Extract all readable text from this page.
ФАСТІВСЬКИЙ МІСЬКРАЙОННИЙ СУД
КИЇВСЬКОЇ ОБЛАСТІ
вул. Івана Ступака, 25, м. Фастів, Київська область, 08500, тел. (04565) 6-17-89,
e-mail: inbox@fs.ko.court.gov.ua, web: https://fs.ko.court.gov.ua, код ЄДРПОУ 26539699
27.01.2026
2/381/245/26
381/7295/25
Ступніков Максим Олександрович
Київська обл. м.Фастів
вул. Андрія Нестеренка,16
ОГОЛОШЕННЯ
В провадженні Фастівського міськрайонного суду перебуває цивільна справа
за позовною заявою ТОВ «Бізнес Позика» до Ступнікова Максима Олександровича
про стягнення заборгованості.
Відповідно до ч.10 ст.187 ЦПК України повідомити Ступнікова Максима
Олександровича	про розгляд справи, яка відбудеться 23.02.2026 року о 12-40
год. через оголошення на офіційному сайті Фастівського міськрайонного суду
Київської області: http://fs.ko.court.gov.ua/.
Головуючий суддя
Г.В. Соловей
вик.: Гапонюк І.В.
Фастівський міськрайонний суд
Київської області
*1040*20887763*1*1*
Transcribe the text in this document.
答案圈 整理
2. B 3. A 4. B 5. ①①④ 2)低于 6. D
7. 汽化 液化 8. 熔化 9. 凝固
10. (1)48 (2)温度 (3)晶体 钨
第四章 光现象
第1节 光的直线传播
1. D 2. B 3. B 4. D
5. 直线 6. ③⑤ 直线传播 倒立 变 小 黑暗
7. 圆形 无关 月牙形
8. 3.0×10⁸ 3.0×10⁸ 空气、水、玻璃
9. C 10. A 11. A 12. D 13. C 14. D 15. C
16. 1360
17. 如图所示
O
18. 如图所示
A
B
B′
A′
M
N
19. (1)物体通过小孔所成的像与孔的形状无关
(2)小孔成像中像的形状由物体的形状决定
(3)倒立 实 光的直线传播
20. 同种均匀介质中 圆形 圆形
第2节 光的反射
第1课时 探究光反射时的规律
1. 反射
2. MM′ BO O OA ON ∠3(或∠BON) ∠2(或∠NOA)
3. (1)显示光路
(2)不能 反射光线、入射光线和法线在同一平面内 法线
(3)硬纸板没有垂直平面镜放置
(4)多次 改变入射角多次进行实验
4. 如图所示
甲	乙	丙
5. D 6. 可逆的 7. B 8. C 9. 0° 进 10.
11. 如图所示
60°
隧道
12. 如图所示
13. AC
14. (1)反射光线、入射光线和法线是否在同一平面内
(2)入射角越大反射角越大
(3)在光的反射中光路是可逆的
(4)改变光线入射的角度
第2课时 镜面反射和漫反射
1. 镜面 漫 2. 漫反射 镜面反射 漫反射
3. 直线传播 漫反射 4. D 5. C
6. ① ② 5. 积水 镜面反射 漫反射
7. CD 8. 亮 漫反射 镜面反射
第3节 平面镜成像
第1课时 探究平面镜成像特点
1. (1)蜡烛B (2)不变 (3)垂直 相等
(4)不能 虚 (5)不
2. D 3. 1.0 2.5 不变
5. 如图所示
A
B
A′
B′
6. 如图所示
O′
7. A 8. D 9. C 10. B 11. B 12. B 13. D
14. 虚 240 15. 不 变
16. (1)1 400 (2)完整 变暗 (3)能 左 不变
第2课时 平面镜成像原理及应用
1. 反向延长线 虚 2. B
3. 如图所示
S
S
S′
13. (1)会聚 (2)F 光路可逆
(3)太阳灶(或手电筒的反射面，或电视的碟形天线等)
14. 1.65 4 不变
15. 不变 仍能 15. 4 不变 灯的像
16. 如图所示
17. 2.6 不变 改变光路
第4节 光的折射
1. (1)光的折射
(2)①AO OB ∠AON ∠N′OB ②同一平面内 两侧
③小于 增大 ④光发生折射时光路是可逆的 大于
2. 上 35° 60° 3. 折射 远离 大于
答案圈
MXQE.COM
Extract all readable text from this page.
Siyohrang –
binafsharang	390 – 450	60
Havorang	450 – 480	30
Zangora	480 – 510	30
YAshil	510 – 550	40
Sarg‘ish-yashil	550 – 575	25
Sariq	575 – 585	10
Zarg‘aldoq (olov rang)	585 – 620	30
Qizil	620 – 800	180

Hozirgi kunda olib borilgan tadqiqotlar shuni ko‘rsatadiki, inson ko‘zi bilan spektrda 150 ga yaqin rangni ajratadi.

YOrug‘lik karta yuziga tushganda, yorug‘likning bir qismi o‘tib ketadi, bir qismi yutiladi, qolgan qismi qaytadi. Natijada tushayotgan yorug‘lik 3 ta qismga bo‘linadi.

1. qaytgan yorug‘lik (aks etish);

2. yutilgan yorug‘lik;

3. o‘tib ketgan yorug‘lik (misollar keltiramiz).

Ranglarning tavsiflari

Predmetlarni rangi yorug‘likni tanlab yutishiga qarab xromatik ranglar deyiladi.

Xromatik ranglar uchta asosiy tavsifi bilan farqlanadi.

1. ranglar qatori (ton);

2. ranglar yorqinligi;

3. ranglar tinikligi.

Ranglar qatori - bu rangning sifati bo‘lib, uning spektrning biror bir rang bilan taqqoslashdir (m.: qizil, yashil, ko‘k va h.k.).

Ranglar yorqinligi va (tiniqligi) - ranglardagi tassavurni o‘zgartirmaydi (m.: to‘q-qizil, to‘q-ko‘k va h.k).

┄┄┄┄┄┄┄┄┄┄

_WORK TO BE COMPLETED_. Retype the records above exactly.

_ANSWER FOR THIS EXERCISE_.
Extract all readable text from this page.
ФАСТІВСЬКИЙ МІСЬКРАЙОННИЙ СУД
КИЇВСЬКОЇ ОБЛАСТІ
вул. Івана Ступака, 25, м. Фастів, Київська область, 08500, тел. (04565) 6-17-89,
e-mail: inbox@fs.ko.court.gov.ua, web: https://fs.ko.court.gov.ua, код ЄДРПОУ 26539699
27.01.2026
2/381/245/26
381/7295/25
Ступніков Максим Олександрович
Київська обл. м.Фастів
вул. Андрія Нестеренка,16
ОГОЛОШЕННЯ
В провадженні Фастівського міськрайонного суду перебуває цивільна справа
за позовною заявою ТОВ «Бізнес Позика» до Ступнікова Максима Олександровича
про стягнення заборгованості.
Відповідно до ч.10 ст.187 ЦПК України повідомити Ступнікова Максима
Олександровича	про розгляд справи, яка відбудеться 23.02.2026 року о 12-40
год. через оголошення на офіційному сайті Фастівського міськрайонного суду
Київської області: http://fs.ko.court.gov.ua/.
Головуючий суддя
Г.В. Соловей
вик.: Гапонюк І.В.
Фастівський міськрайонний суд
Київської області
*1040*20887763*1*1*
Transcribe the text in this document.
答案圈 整理
2. B 3. A 4. B 5. ①①④ 2)低于 6. D
7. 汽化 液化 8. 熔化 9. 凝固
10. (1)48 (2)温度 (3)晶体 钨
第四章 光现象
第1节 光的直线传播
1. D 2. B 3. B 4. D
5. 直线 6. ③⑤ 直线传播 倒立 变 小 黑暗
7. 圆形 无关 月牙形
8. 3.0×10⁸ 3.0×10⁸ 空气、水、玻璃
9. C 10. A 11. A 12. D 13. C 14. D 15. C
16. 1360
17. 如图所示
O
18. 如图所示
A
B
B′
A′
M
N
19. (1)物体通过小孔所成的像与孔的形状无关
(2)小孔成像中像的形状由物体的形状决定
(3)倒立 实 光的直线传播
20. 同种均匀介质中 圆形 圆形
第2节 光的反射
第1课时 探究光反射时的规律
1. 反射
2. MM′ BO O OA ON ∠3(或∠BON) ∠2(或∠NOA)
3. (1)显示光路
(2)不能 反射光线、入射光线和法线在同一平面内 法线
(3)硬纸板没有垂直平面镜放置
(4)多次 改变入射角多次进行实验
4. 如图所示
甲	乙	丙
5. D 6. 可逆的 7. B 8. C 9. 0° 进 10.
11. 如图所示
60°
隧道
12. 如图所示
13. AC
14. (1)反射光线、入射光线和法线是否在同一平面内
(2)入射角越大反射角越大
(3)在光的反射中光路是可逆的
(4)改变光线入射的角度
第2课时 镜面反射和漫反射
1. 镜面 漫 2. 漫反射 镜面反射 漫反射
3. 直线传播 漫反射 4. D 5. C
6. ① ② 5. 积水 镜面反射 漫反射
7. CD 8. 亮 漫反射 镜面反射
第3节 平面镜成像
第1课时 探究平面镜成像特点
1. (1)蜡烛B (2)不变 (3)垂直 相等
(4)不能 虚 (5)不
2. D 3. 1.0 2.5 不变
5. 如图所示
A
B
A′
B′
6. 如图所示
O′
7. A 8. D 9. C 10. B 11. B 12. B 13. D
14. 虚 240 15. 不 变
16. (1)1 400 (2)完整 变暗 (3)能 左 不变
第2课时 平面镜成像原理及应用
1. 反向延长线 虚 2. B
3. 如图所示
S
S
S′
13. (1)会聚 (2)F 光路可逆
(3)太阳灶(或手电筒的反射面，或电视的碟形天线等)
14. 1.65 4 不变
15. 不变 仍能 15. 4 不变 灯的像
16. 如图所示
17. 2.6 不变 改变光路
第4节 光的折射
1. (1)光的折射
(2)①AO OB ∠AON ∠N′OB ②同一平面内 两侧
③小于 增大 ④光发生折射时光路是可逆的 大于
2. 上 35° 60° 3. 折射 远离 大于
答案圈
MXQE.COM
Extract all readable text from this page.
Siyohrang –
binafsharang	390 – 450	60
Havorang	450 – 480	30
Zangora	480 – 510	30
YAshil	510 – 550	40
Sarg‘ish-yashil	550 – 575	25
Sariq	575 – 585	10
Zarg‘aldoq (olov rang)	585 – 620	30
Qizil	620 – 800	180

Hozirgi kunda olib borilgan tadqiqotlar shuni ko‘rsatadiki, inson ko‘zi bilan spektrda 150 ga yaqin rangni ajratadi.

YOrug‘lik karta yuziga tushganda, yorug‘likning bir qismi o‘tib ketadi, bir qismi yutiladi, qolgan qismi qaytadi. Natijada tushayotgan yorug‘lik 3 ta qismga bo‘linadi.

1. qaytgan yorug‘lik (aks etish);

2. yutilgan yorug‘lik;

3. o‘tib ketgan yorug‘lik (misollar keltiramiz).

Ranglarning tavsiflari

Predmetlarni rangi yorug‘likni tanlab yutishiga qarab xromatik ranglar deyiladi.

Xromatik ranglar uchta asosiy tavsifi bilan farqlanadi.

1. ranglar qatori (ton);

2. ranglar yorqinligi;

3. ranglar tinikligi.

Ranglar qatori - bu rangning sifati bo‘lib, uning spektrning biror bir rang bilan taqqoslashdir (m.: qizil, yashil, ko‘k va h.k.).

Ranglar yorqinligi va (tiniqligi) - ranglardagi tassavurni o‘zgartirmaydi (m.: to‘q-qizil, to‘q-ko‘k va h.k).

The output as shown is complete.